PROMPT:
Locate the word "here" in the entries below, then gather every line that holds it.

ENTRIES:

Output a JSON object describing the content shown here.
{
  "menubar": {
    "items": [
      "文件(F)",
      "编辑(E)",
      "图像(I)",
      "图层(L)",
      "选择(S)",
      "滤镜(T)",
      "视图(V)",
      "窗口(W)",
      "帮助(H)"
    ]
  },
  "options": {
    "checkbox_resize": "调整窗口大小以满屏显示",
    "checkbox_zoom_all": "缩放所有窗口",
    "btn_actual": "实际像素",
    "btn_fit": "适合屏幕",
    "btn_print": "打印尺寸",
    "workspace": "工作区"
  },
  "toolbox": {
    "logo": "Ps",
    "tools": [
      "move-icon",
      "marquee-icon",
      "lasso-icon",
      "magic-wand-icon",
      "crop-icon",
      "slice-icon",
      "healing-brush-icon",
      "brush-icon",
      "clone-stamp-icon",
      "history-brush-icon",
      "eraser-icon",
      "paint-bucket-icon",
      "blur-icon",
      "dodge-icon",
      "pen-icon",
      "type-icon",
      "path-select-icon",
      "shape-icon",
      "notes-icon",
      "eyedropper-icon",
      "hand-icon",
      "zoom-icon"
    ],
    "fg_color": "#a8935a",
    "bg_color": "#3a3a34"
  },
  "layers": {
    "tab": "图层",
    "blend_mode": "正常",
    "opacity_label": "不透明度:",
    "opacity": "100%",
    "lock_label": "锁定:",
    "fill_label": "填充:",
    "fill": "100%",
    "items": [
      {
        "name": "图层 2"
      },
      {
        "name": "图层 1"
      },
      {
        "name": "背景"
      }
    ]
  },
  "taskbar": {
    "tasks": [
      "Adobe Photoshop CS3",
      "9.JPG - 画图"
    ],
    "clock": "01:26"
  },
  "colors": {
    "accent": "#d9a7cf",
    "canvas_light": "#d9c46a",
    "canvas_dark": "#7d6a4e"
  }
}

--

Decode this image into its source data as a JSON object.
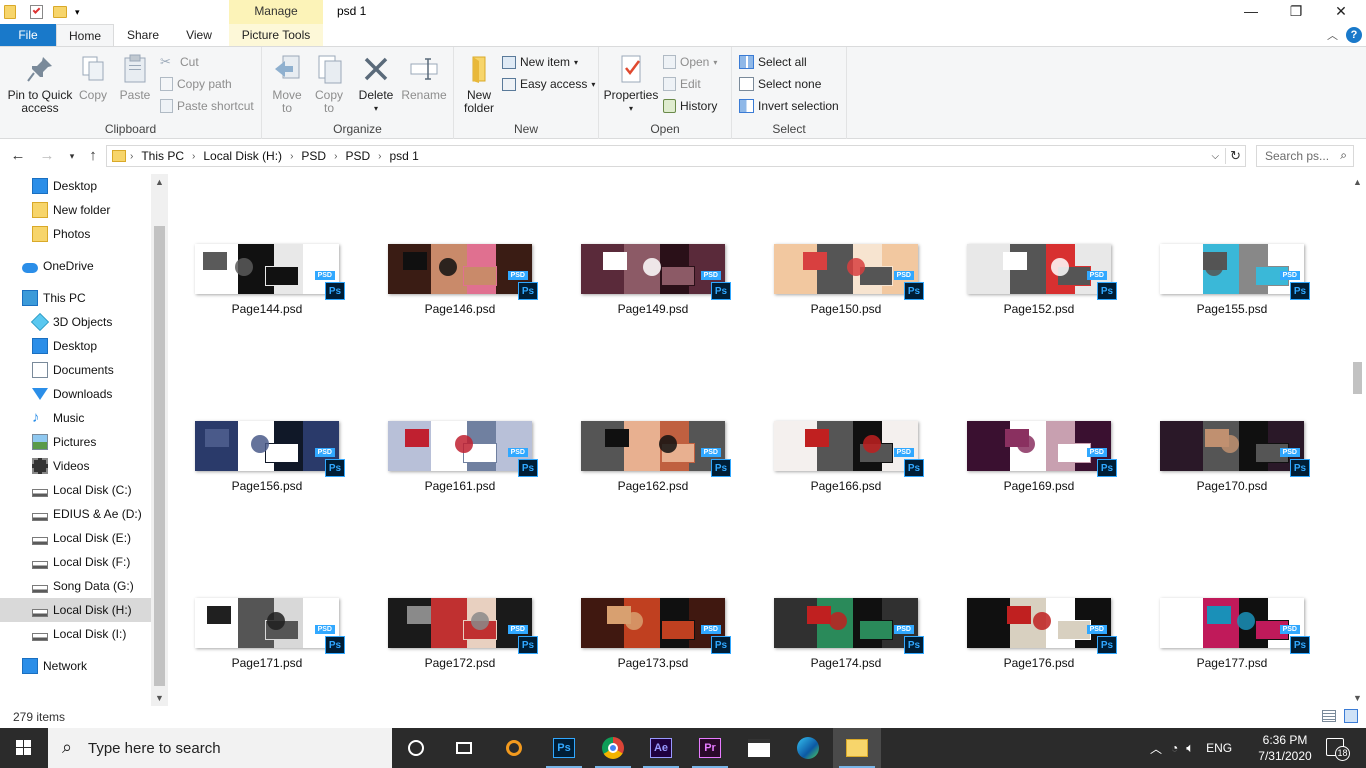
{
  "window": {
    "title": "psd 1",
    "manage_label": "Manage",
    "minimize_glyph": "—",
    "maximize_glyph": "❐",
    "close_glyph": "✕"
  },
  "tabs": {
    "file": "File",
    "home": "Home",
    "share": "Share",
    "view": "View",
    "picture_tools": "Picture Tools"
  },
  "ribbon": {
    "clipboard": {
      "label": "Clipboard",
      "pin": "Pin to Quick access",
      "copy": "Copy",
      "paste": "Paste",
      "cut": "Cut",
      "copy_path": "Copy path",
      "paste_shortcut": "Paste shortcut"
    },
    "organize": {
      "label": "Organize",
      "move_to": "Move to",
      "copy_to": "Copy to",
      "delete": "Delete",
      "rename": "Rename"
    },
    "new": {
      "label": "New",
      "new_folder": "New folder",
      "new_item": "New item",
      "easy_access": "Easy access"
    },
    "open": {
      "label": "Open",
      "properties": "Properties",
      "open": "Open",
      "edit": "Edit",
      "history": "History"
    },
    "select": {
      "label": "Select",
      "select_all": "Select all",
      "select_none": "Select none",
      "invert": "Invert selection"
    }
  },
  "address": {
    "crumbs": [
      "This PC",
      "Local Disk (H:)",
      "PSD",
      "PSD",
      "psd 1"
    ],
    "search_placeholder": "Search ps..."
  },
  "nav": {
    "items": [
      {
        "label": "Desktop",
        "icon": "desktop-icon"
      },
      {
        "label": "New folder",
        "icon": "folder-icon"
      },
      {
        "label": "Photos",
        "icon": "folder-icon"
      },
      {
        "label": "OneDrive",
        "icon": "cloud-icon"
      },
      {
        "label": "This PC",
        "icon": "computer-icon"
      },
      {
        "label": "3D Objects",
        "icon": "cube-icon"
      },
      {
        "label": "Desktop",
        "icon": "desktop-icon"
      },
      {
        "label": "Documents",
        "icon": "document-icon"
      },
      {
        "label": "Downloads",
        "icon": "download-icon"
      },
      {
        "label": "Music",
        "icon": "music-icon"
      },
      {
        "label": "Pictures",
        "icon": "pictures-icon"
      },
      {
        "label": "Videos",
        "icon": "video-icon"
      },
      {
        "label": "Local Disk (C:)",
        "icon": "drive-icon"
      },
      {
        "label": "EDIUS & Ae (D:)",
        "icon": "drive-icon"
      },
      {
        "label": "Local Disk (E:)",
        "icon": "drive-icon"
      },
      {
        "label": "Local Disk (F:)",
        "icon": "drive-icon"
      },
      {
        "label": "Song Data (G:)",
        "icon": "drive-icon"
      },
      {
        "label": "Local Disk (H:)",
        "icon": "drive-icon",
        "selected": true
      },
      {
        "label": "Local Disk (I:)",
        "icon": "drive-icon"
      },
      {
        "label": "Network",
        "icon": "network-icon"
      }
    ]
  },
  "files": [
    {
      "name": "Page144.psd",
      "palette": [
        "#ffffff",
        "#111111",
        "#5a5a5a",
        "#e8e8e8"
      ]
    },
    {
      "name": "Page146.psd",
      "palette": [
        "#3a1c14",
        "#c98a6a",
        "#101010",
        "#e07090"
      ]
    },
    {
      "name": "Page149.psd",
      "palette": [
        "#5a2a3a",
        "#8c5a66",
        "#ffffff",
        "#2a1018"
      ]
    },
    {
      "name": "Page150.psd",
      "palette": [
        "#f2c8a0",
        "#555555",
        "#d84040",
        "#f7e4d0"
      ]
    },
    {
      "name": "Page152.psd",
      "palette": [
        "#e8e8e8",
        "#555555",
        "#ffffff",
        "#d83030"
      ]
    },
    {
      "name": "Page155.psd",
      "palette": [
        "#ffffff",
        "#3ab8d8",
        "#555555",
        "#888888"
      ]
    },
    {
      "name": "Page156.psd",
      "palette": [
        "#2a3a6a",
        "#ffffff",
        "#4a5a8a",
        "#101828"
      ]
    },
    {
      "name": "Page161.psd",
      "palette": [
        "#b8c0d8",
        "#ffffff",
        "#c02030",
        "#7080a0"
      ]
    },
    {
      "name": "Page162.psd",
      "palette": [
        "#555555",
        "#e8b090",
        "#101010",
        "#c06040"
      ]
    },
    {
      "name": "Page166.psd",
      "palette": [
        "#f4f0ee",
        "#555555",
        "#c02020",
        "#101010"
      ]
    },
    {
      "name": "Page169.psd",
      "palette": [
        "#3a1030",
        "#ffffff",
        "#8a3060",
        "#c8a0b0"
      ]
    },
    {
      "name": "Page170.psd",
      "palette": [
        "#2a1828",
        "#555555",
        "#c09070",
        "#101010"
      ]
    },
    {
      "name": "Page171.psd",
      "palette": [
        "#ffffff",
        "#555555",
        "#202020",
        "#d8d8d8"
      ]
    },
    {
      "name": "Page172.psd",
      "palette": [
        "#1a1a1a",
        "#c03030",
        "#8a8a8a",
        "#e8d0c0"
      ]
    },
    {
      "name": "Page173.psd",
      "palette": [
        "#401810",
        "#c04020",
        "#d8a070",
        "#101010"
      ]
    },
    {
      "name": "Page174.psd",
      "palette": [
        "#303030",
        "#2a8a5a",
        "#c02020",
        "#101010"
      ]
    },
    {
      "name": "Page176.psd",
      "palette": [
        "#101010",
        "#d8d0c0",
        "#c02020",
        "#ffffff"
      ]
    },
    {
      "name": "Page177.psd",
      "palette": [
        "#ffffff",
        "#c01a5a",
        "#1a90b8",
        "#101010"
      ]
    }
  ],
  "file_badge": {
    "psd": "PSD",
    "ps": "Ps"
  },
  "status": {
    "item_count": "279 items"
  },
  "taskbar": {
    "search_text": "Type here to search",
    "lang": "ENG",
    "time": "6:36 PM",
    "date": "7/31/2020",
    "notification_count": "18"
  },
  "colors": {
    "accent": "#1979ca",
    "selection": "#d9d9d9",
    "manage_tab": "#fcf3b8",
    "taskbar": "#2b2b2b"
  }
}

ANSWER TO THE TASK:
Output a JSON object describing the content shown here.
    "search_text": "Type here to search",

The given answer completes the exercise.